Collected data
-- START --
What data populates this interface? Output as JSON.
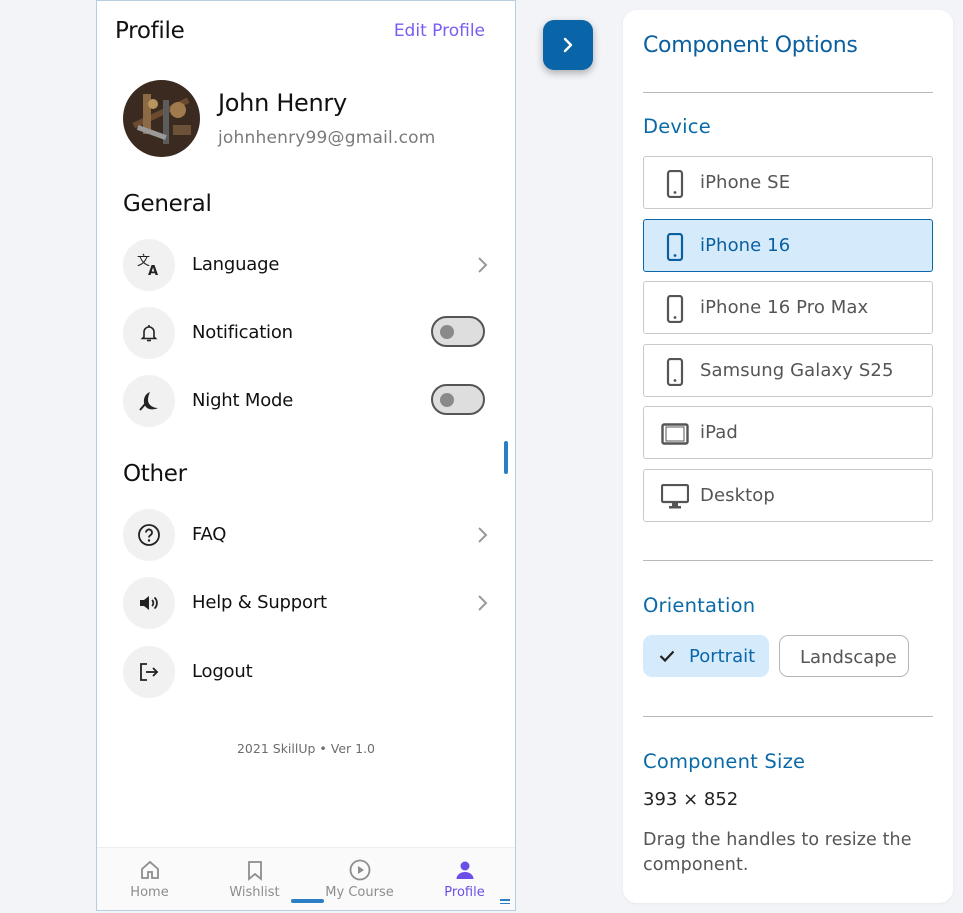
{
  "profile": {
    "title": "Profile",
    "edit_label": "Edit Profile",
    "user_name": "John Henry",
    "user_email": "johnhenry99@gmail.com"
  },
  "general": {
    "title": "General",
    "items": [
      {
        "label": "Language",
        "icon": "translate-icon",
        "control": "chevron"
      },
      {
        "label": "Notification",
        "icon": "bell-icon",
        "control": "toggle",
        "on": false
      },
      {
        "label": "Night Mode",
        "icon": "moon-icon",
        "control": "toggle",
        "on": false
      }
    ]
  },
  "other": {
    "title": "Other",
    "items": [
      {
        "label": "FAQ",
        "icon": "question-circle-icon",
        "control": "chevron"
      },
      {
        "label": "Help & Support",
        "icon": "speaker-icon",
        "control": "chevron"
      },
      {
        "label": "Logout",
        "icon": "logout-icon",
        "control": "none"
      }
    ]
  },
  "footer": "2021 SkillUp • Ver 1.0",
  "tabs": [
    {
      "label": "Home",
      "icon": "home-icon",
      "active": false
    },
    {
      "label": "Wishlist",
      "icon": "bookmark-icon",
      "active": false
    },
    {
      "label": "My Course",
      "icon": "play-circle-icon",
      "active": false
    },
    {
      "label": "Profile",
      "icon": "person-icon",
      "active": true
    }
  ],
  "options": {
    "title": "Component Options",
    "device_title": "Device",
    "devices": [
      {
        "label": "iPhone SE",
        "icon": "phone-icon"
      },
      {
        "label": "iPhone 16",
        "icon": "phone-icon",
        "selected": true
      },
      {
        "label": "iPhone 16 Pro Max",
        "icon": "phone-icon"
      },
      {
        "label": "Samsung Galaxy S25",
        "icon": "phone-icon"
      },
      {
        "label": "iPad",
        "icon": "tablet-icon"
      },
      {
        "label": "Desktop",
        "icon": "desktop-icon"
      }
    ],
    "orientation_title": "Orientation",
    "portrait_label": "Portrait",
    "landscape_label": "Landscape",
    "size_title": "Component Size",
    "size_value": "393 × 852",
    "size_hint": "Drag the handles to resize the component."
  },
  "colors": {
    "accent": "#0a65a8",
    "brand_purple": "#7a5cf0",
    "selected_bg": "#d5ebfb"
  }
}
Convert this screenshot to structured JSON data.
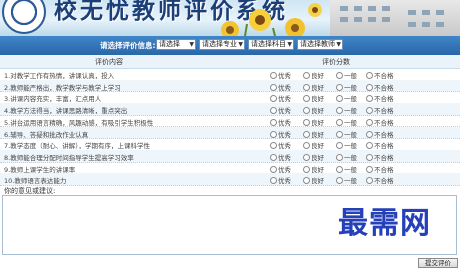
{
  "banner": {
    "title": "校无忧教师评价系统"
  },
  "selectbar": {
    "label": "请选择评价信息:",
    "selects": [
      "请选择",
      "请选择专业",
      "请选择科目",
      "请选择教师"
    ]
  },
  "table": {
    "header": {
      "content": "评价内容",
      "score": "评价分数"
    },
    "options": [
      "优秀",
      "良好",
      "一般",
      "不合格"
    ],
    "rows": [
      "1.对教学工作有热情，讲课认真，投入",
      "2.教师能严格出，教学教学与教学上学习",
      "3.讲课内容充实，丰富，汇点用人",
      "4.教学方法得当，讲课思路清晰，重点突出",
      "5.讲台运用语言精确，风趣动感，有吸引学生积极性",
      "6.辅导、答疑和批改作业认真",
      "7.教学态度（耐心、讲解），学期有序，上课科学性",
      "8.教师能合理分配时间指导学生提高学习效率",
      "9.教师上课学生的讲课率",
      "10.教师语言表达能力"
    ]
  },
  "comment": {
    "label": "你的意见或建议:"
  },
  "watermark": "最需网",
  "submit_label": "提交评价"
}
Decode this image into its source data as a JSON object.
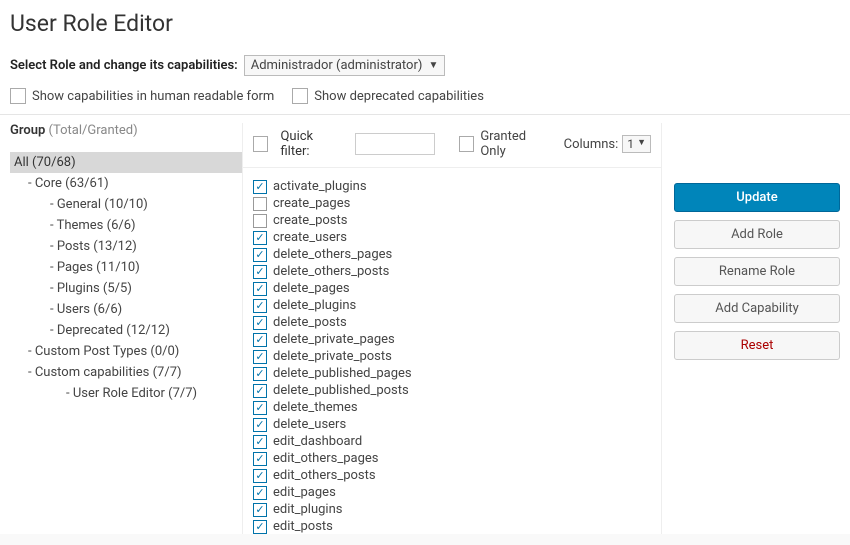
{
  "page_title": "User Role Editor",
  "select_role_label": "Select Role and change its capabilities:",
  "selected_role": "Administrador (administrator)",
  "show_human": "Show capabilities in human readable form",
  "show_deprecated": "Show deprecated capabilities",
  "group_header": {
    "label": "Group",
    "counts": "(Total/Granted)"
  },
  "groups": {
    "all": "All (70/68)",
    "core": "Core (63/61)",
    "general": "General (10/10)",
    "themes": "Themes (6/6)",
    "posts": "Posts (13/12)",
    "pages": "Pages (11/10)",
    "plugins": "Plugins (5/5)",
    "users": "Users (6/6)",
    "deprecated": "Deprecated (12/12)",
    "custom_post_types": "Custom Post Types (0/0)",
    "custom_caps": "Custom capabilities (7/7)",
    "ure": "User Role Editor (7/7)"
  },
  "filter": {
    "quick_filter_label": "Quick filter:",
    "granted_only": "Granted Only",
    "columns_label": "Columns:",
    "columns_value": "1"
  },
  "capabilities": [
    {
      "label": "activate_plugins",
      "checked": true
    },
    {
      "label": "create_pages",
      "checked": false
    },
    {
      "label": "create_posts",
      "checked": false
    },
    {
      "label": "create_users",
      "checked": true
    },
    {
      "label": "delete_others_pages",
      "checked": true
    },
    {
      "label": "delete_others_posts",
      "checked": true
    },
    {
      "label": "delete_pages",
      "checked": true
    },
    {
      "label": "delete_plugins",
      "checked": true
    },
    {
      "label": "delete_posts",
      "checked": true
    },
    {
      "label": "delete_private_pages",
      "checked": true
    },
    {
      "label": "delete_private_posts",
      "checked": true
    },
    {
      "label": "delete_published_pages",
      "checked": true
    },
    {
      "label": "delete_published_posts",
      "checked": true
    },
    {
      "label": "delete_themes",
      "checked": true
    },
    {
      "label": "delete_users",
      "checked": true
    },
    {
      "label": "edit_dashboard",
      "checked": true
    },
    {
      "label": "edit_others_pages",
      "checked": true
    },
    {
      "label": "edit_others_posts",
      "checked": true
    },
    {
      "label": "edit_pages",
      "checked": true
    },
    {
      "label": "edit_plugins",
      "checked": true
    },
    {
      "label": "edit_posts",
      "checked": true
    }
  ],
  "buttons": {
    "update": "Update",
    "add_role": "Add Role",
    "rename_role": "Rename Role",
    "add_capability": "Add Capability",
    "reset": "Reset"
  }
}
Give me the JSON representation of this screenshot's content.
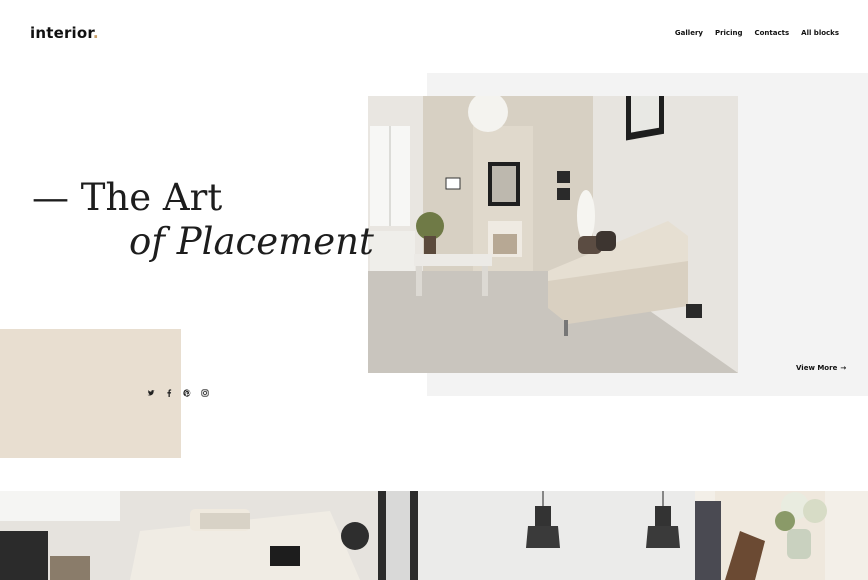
{
  "brand": {
    "name": "interior",
    "dot": "."
  },
  "nav": {
    "items": [
      "Gallery",
      "Pricing",
      "Contacts",
      "All blocks"
    ]
  },
  "hero": {
    "title_line1": "— The Art",
    "title_line2": "of Placement",
    "view_more": "View More",
    "arrow": "→"
  },
  "socials": [
    "twitter-icon",
    "facebook-icon",
    "pinterest-icon",
    "instagram-icon"
  ],
  "colors": {
    "accent_dot": "#c9a06a",
    "beige": "#e8ded0",
    "panel_gray": "#f3f3f3"
  }
}
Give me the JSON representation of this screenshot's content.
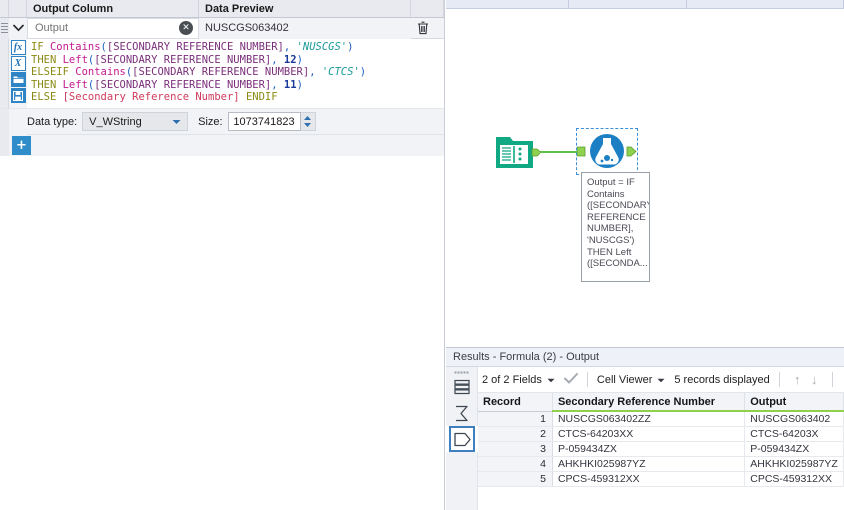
{
  "config": {
    "headers": {
      "output_column": "Output Column",
      "data_preview": "Data Preview"
    },
    "output_field": {
      "placeholder": "Output",
      "value": ""
    },
    "preview_value": "NUSCGS063402",
    "tools": [
      {
        "name": "function-icon",
        "glyph": "fx"
      },
      {
        "name": "variable-icon",
        "glyph": "X"
      },
      {
        "name": "open-folder-icon",
        "glyph": ""
      },
      {
        "name": "save-icon",
        "glyph": ""
      }
    ],
    "formula": {
      "lines": [
        [
          {
            "t": "IF ",
            "c": "k-if"
          },
          {
            "t": "Contains",
            "c": "k-fn"
          },
          {
            "t": "(",
            "c": "k-par"
          },
          {
            "t": "[SECONDARY REFERENCE NUMBER]",
            "c": "k-fld"
          },
          {
            "t": ", ",
            "c": "k-par"
          },
          {
            "t": "'NUSCGS'",
            "c": "k-str"
          },
          {
            "t": ")",
            "c": "k-par"
          }
        ],
        [
          {
            "t": "THEN ",
            "c": "k-if"
          },
          {
            "t": "Left",
            "c": "k-fn"
          },
          {
            "t": "(",
            "c": "k-par"
          },
          {
            "t": "[SECONDARY REFERENCE NUMBER]",
            "c": "k-fld"
          },
          {
            "t": ", ",
            "c": "k-par"
          },
          {
            "t": "12",
            "c": "k-num"
          },
          {
            "t": ")",
            "c": "k-par"
          }
        ],
        [
          {
            "t": "ELSEIF ",
            "c": "k-if"
          },
          {
            "t": "Contains",
            "c": "k-fn"
          },
          {
            "t": "(",
            "c": "k-par"
          },
          {
            "t": "[SECONDARY REFERENCE NUMBER]",
            "c": "k-fld"
          },
          {
            "t": ", ",
            "c": "k-par"
          },
          {
            "t": "'CTCS'",
            "c": "k-str"
          },
          {
            "t": ")",
            "c": "k-par"
          }
        ],
        [
          {
            "t": "THEN ",
            "c": "k-if"
          },
          {
            "t": "Left",
            "c": "k-fn"
          },
          {
            "t": "(",
            "c": "k-par"
          },
          {
            "t": "[SECONDARY REFERENCE NUMBER]",
            "c": "k-fld"
          },
          {
            "t": ", ",
            "c": "k-par"
          },
          {
            "t": "11",
            "c": "k-num"
          },
          {
            "t": ")",
            "c": "k-par"
          }
        ],
        [
          {
            "t": "ELSE ",
            "c": "k-if"
          },
          {
            "t": "[Secondary Reference Number]",
            "c": "k-plain"
          },
          {
            "t": " ENDIF",
            "c": "k-if"
          }
        ]
      ]
    },
    "data_type": {
      "label": "Data type:",
      "value": "V_WString"
    },
    "size": {
      "label": "Size:",
      "value": "1073741823"
    },
    "add_label": "+"
  },
  "canvas": {
    "input_node": {
      "name": "input-data-tool",
      "color": "#11a884"
    },
    "formula_node": {
      "name": "formula-tool",
      "color": "#1c7fc4"
    },
    "tooltip_text": "Output = IF Contains ([SECONDARY REFERENCE NUMBER], 'NUSCGS') THEN Left ([SECONDA..."
  },
  "results": {
    "title": "Results - Formula (2) - Output",
    "toolbar": {
      "fields": "2 of 2 Fields",
      "viewer": "Cell Viewer",
      "records": "5 records displayed"
    },
    "columns": [
      "Record",
      "Secondary Reference Number",
      "Output"
    ],
    "rows": [
      {
        "record": "1",
        "srn": "NUSCGS063402ZZ",
        "output": "NUSCGS063402"
      },
      {
        "record": "2",
        "srn": "CTCS-64203XX",
        "output": "CTCS-64203X"
      },
      {
        "record": "3",
        "srn": "P-059434ZX",
        "output": "P-059434ZX"
      },
      {
        "record": "4",
        "srn": "AHKHKI025987YZ",
        "output": "AHKHKI025987YZ"
      },
      {
        "record": "5",
        "srn": "CPCS-459312XX",
        "output": "CPCS-459312XX"
      }
    ]
  },
  "colors": {
    "accent_blue": "#2f8ec9",
    "node_green": "#11a884",
    "node_blue": "#1c7fc4",
    "header_underline": "#8fd14f"
  }
}
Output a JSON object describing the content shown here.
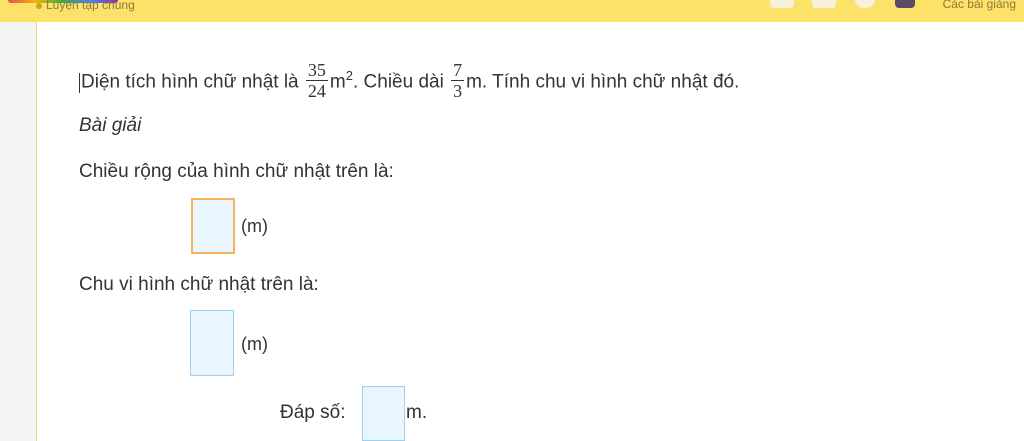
{
  "topbar": {
    "left_label": "Luyện tập chung",
    "right_label": "Các bài giảng"
  },
  "question": {
    "part1": "Diện tích hình chữ nhật là",
    "area_num": "35",
    "area_den": "24",
    "area_unit": "m",
    "area_exp": "2",
    "part2": ". Chiều dài",
    "len_num": "7",
    "len_den": "3",
    "part3": "m. Tính chu vi hình chữ nhật đó."
  },
  "solution": {
    "heading": "Bài giải",
    "width_label": "Chiều rộng của hình chữ nhật trên là:",
    "width_unit": "(m)",
    "perimeter_label": "Chu vi hình chữ nhật trên là:",
    "perimeter_unit": "(m)",
    "answer_label": "Đáp số:",
    "answer_unit": "m."
  },
  "colors": {
    "topbar": "#fde26a",
    "input_bg": "#e9f5ff",
    "input_border": "#9fd0f2",
    "active_border": "#f2b35b"
  }
}
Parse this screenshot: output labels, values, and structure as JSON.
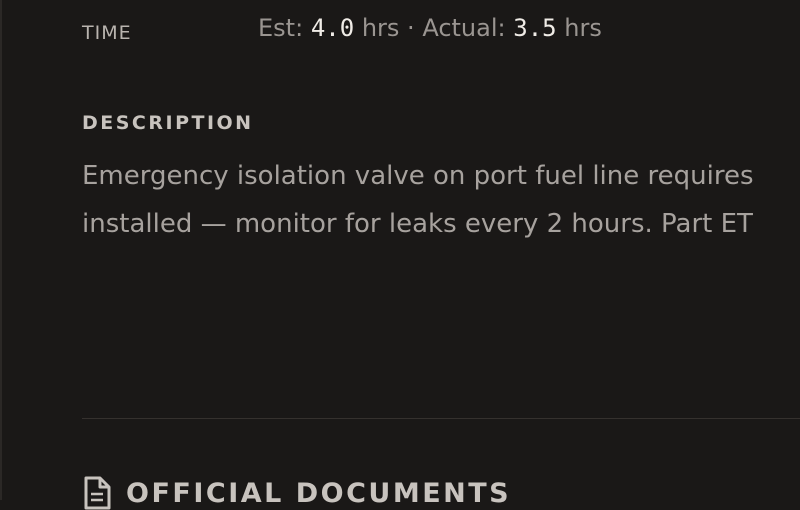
{
  "time": {
    "label": "TIME",
    "est_label": "Est:",
    "est_value": "4.0",
    "est_unit": "hrs",
    "separator": "·",
    "actual_label": "Actual:",
    "actual_value": "3.5",
    "actual_unit": "hrs"
  },
  "description": {
    "heading": "DESCRIPTION",
    "line1": "Emergency isolation valve on port fuel line requires",
    "line2": "installed — monitor for leaks every 2 hours. Part ET"
  },
  "documents": {
    "heading": "OFFICIAL DOCUMENTS",
    "icon": "document-icon"
  }
}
-- END --
Given request
Quote exactly the lines from the line that contains "Parse this screenshot: output" through the last line of the listing, please, leaving out all pictures.

Task output
Parse this screenshot: output labels, values, and structure as JSON.
{
  "time": {
    "label": "TIME",
    "est_label": "Est:",
    "est_value": "4.0",
    "est_unit": "hrs",
    "separator": "·",
    "actual_label": "Actual:",
    "actual_value": "3.5",
    "actual_unit": "hrs"
  },
  "description": {
    "heading": "DESCRIPTION",
    "line1": "Emergency isolation valve on port fuel line requires",
    "line2": "installed — monitor for leaks every 2 hours. Part ET"
  },
  "documents": {
    "heading": "OFFICIAL DOCUMENTS",
    "icon": "document-icon"
  }
}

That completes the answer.